* **Prompt**
Find the line that contains "What's the underlying" and print it and every line after it, exactly, please.

Records from a collection:
________________
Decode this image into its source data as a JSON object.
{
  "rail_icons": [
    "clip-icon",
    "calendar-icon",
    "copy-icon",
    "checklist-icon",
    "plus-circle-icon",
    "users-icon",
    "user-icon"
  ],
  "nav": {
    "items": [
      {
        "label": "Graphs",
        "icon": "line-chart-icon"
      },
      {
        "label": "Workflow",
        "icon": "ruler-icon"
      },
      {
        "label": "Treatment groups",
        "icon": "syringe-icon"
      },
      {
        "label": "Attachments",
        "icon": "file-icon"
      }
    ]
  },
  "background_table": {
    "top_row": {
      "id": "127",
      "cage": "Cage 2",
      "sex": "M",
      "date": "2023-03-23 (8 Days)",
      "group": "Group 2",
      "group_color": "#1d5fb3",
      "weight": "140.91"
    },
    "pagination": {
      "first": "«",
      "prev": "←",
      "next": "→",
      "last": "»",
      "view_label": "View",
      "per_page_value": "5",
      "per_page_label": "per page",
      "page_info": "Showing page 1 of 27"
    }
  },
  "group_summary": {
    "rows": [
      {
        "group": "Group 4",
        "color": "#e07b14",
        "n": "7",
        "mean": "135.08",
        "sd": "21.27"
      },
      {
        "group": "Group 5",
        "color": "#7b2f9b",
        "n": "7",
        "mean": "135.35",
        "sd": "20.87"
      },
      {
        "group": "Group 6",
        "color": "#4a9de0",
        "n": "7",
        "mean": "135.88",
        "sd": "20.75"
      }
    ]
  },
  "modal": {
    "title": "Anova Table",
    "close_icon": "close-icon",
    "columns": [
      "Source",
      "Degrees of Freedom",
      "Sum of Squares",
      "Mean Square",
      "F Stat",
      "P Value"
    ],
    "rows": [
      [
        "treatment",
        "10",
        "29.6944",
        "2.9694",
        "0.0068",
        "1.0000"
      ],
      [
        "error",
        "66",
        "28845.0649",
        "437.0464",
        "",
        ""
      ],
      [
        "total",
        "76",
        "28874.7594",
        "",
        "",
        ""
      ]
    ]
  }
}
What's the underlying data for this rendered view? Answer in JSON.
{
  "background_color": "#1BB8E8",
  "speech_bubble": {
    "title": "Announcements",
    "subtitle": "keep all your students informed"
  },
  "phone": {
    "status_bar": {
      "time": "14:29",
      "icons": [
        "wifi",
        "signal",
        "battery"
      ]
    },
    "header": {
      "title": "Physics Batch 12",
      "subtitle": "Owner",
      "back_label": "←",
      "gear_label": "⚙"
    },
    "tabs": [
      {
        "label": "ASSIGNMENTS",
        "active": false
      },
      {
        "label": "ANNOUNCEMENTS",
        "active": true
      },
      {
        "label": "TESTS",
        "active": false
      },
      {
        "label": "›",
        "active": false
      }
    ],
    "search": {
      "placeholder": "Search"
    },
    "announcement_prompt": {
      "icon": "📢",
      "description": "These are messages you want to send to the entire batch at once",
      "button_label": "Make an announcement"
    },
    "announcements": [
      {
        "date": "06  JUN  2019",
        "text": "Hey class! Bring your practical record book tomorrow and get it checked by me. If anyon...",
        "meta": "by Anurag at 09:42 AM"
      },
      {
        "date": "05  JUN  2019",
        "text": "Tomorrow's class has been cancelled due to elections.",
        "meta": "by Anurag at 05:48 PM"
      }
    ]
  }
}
________________
* **Task response**
What's the underlying data for this rendered view? Answer in JSON.
{
  "background_color": "#1BB8E8",
  "speech_bubble": {
    "title": "Announcements",
    "subtitle": "keep all your students informed"
  },
  "phone": {
    "status_bar": {
      "time": "14:29",
      "icons": [
        "wifi",
        "signal",
        "battery"
      ]
    },
    "header": {
      "title": "Physics Batch 12",
      "subtitle": "Owner",
      "back_label": "←",
      "gear_label": "⚙"
    },
    "tabs": [
      {
        "label": "ASSIGNMENTS",
        "active": false
      },
      {
        "label": "ANNOUNCEMENTS",
        "active": true
      },
      {
        "label": "TESTS",
        "active": false
      },
      {
        "label": "›",
        "active": false
      }
    ],
    "search": {
      "placeholder": "Search"
    },
    "announcement_prompt": {
      "icon": "📢",
      "description": "These are messages you want to send to the entire batch at once",
      "button_label": "Make an announcement"
    },
    "announcements": [
      {
        "date": "06  JUN  2019",
        "text": "Hey class! Bring your practical record book tomorrow and get it checked by me. If anyon...",
        "meta": "by Anurag at 09:42 AM"
      },
      {
        "date": "05  JUN  2019",
        "text": "Tomorrow's class has been cancelled due to elections.",
        "meta": "by Anurag at 05:48 PM"
      }
    ]
  }
}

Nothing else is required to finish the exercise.